** start of Exercise input **

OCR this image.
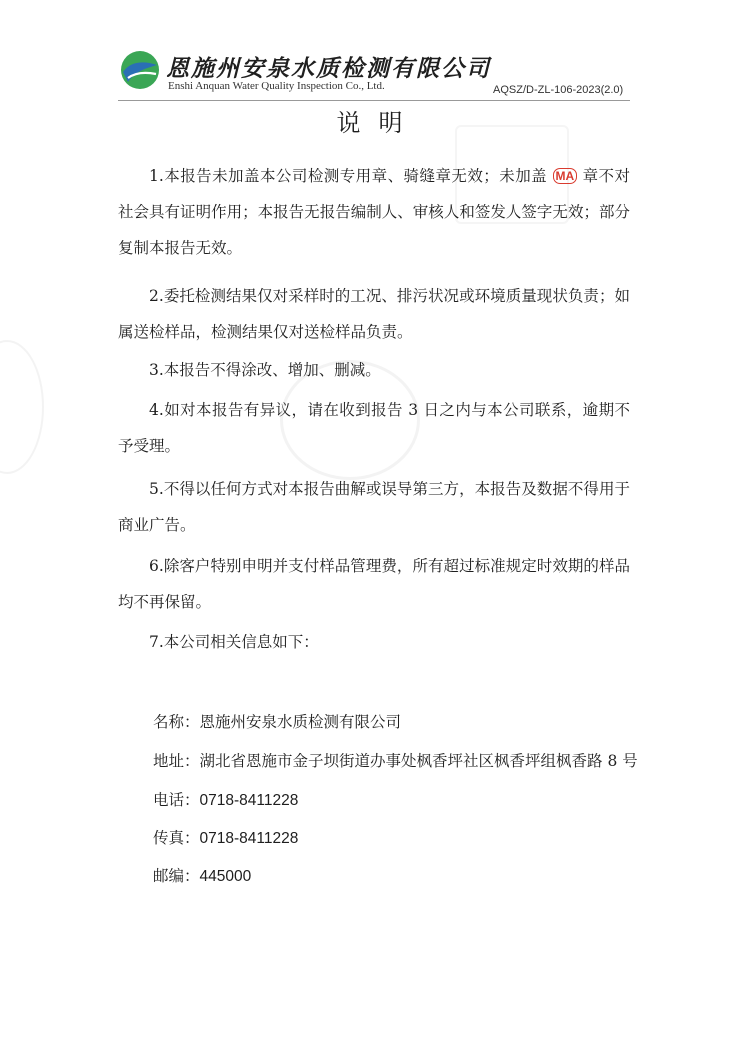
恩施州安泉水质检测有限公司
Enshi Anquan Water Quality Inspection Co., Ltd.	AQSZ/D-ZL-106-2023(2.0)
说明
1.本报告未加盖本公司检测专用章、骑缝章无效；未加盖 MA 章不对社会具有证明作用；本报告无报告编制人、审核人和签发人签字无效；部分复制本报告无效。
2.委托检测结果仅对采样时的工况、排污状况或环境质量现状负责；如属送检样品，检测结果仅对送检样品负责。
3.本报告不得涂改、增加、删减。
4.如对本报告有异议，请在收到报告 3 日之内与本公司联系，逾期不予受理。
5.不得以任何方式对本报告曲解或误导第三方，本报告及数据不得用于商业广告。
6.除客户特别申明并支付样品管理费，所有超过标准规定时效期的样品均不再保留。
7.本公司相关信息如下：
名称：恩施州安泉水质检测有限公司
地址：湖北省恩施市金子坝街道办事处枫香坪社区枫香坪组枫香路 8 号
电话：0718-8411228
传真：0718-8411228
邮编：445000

** end of Exercise input **

Instructions to follow | All of the records above must be copied exactly, except for the pictures.

Result below |
OCR this image.
恩施州安泉水质检测有限公司
Enshi Anquan Water Quality Inspection Co., Ltd.	AQSZ/D-ZL-106-2023(2.0)
说明
1.本报告未加盖本公司检测专用章、骑缝章无效；未加盖 MA 章不对社会具有证明作用；本报告无报告编制人、审核人和签发人签字无效；部分复制本报告无效。
2.委托检测结果仅对采样时的工况、排污状况或环境质量现状负责；如属送检样品，检测结果仅对送检样品负责。
3.本报告不得涂改、增加、删减。
4.如对本报告有异议，请在收到报告 3 日之内与本公司联系，逾期不予受理。
5.不得以任何方式对本报告曲解或误导第三方，本报告及数据不得用于商业广告。
6.除客户特别申明并支付样品管理费，所有超过标准规定时效期的样品均不再保留。
7.本公司相关信息如下：
名称：恩施州安泉水质检测有限公司
地址：湖北省恩施市金子坝街道办事处枫香坪社区枫香坪组枫香路 8 号
电话：0718-8411228
传真：0718-8411228
邮编：445000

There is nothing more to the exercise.